** START OF DATA **

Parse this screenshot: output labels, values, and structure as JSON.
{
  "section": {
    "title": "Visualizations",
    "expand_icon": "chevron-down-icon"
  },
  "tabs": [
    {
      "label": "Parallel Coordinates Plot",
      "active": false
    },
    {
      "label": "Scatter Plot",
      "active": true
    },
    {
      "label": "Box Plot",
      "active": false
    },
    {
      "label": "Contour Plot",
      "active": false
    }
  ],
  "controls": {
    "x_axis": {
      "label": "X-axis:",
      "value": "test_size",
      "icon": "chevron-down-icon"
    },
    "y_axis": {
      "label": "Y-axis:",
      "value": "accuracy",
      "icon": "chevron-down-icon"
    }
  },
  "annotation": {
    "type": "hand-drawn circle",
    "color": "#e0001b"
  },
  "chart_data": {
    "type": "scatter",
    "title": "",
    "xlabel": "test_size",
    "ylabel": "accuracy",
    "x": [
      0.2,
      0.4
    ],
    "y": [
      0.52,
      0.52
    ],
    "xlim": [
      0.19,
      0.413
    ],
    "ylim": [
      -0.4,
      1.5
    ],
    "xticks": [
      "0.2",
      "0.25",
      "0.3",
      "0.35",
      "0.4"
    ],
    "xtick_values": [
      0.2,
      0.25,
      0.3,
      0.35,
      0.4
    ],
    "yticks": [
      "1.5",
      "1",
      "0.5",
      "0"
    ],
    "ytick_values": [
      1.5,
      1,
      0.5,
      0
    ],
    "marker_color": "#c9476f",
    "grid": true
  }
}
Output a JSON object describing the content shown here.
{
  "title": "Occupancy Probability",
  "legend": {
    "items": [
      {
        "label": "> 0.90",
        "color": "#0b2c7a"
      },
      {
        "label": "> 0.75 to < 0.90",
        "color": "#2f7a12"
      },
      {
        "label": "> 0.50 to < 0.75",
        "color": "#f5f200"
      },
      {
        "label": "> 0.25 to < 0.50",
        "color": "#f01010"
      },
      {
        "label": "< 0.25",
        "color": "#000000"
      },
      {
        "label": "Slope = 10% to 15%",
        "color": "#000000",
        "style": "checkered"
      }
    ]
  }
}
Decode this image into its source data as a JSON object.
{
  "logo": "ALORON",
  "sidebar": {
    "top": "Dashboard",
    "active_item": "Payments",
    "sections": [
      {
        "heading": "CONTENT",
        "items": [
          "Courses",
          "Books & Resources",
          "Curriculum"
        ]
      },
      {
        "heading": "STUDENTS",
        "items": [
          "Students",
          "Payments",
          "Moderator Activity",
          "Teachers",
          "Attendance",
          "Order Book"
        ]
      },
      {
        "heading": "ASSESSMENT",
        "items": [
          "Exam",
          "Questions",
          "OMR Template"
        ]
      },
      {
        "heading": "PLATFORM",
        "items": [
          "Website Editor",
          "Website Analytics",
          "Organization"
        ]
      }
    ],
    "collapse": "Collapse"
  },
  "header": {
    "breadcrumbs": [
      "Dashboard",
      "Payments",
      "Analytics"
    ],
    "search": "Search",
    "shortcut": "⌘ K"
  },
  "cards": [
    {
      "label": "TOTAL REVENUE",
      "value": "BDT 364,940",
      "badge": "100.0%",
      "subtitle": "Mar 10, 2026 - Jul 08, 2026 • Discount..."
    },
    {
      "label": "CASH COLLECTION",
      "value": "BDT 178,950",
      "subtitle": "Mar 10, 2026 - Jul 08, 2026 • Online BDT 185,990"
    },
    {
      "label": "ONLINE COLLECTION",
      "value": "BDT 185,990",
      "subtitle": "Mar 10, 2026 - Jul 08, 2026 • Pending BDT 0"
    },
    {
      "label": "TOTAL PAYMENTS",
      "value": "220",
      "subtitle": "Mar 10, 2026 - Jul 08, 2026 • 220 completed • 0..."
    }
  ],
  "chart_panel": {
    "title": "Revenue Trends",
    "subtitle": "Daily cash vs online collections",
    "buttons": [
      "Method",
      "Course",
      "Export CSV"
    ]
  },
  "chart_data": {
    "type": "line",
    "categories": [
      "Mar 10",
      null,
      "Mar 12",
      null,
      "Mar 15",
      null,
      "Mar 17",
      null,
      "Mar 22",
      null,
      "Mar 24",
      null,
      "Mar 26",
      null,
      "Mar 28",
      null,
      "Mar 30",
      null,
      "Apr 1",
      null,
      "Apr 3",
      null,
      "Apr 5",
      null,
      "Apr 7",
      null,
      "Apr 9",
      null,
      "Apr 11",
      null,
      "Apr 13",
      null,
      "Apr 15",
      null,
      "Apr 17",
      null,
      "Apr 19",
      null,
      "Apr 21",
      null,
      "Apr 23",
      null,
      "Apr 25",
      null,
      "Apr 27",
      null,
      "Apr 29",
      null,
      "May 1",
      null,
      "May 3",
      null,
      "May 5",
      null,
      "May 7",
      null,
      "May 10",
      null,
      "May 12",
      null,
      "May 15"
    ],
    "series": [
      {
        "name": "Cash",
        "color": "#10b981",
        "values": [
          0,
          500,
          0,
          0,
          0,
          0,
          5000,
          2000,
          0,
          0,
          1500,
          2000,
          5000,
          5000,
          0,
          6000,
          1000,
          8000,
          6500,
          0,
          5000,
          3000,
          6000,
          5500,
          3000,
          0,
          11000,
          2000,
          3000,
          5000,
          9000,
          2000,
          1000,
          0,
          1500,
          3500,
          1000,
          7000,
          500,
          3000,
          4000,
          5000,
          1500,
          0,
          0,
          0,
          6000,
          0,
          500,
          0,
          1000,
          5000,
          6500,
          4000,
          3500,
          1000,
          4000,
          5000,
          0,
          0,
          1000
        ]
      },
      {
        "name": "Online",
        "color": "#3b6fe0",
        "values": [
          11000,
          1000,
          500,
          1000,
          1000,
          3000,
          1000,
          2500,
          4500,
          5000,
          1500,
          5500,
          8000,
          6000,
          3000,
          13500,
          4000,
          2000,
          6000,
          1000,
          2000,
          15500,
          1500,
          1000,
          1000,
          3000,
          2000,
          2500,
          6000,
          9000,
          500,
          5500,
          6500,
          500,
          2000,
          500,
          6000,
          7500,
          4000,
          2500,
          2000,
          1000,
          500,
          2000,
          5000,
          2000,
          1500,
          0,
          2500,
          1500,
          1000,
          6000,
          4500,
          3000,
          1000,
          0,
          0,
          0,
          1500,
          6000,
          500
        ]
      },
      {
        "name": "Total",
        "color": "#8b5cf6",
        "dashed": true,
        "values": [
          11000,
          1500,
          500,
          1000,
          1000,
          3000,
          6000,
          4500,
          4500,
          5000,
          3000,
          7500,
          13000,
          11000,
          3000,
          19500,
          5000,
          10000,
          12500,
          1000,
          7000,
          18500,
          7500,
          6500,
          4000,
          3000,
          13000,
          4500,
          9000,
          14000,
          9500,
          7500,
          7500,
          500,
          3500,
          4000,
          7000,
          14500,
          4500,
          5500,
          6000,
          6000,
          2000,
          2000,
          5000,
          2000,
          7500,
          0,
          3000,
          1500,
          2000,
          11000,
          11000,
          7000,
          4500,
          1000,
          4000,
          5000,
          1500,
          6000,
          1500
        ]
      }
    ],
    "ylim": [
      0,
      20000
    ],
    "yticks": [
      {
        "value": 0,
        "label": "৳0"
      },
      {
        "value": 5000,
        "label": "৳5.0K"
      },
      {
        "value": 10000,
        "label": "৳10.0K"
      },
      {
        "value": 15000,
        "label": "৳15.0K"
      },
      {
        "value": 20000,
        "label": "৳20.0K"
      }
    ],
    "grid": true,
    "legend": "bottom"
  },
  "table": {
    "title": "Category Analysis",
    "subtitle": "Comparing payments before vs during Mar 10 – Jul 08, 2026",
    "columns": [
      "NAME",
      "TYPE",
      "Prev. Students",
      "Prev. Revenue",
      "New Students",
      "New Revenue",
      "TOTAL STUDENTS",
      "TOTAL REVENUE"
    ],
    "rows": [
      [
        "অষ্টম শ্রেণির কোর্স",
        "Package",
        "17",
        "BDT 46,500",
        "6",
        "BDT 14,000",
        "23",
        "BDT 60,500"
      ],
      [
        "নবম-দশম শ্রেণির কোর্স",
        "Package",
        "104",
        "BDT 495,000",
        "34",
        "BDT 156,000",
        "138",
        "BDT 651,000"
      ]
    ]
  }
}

** END OF DATA **

* _DO THIS_: Using the listing above, gather each line that holds the string "object" and copy it.

* _CORRECT RESULT_:
Output a JSON object describing the content shown here.
Decode this image into its source data as a JSON object.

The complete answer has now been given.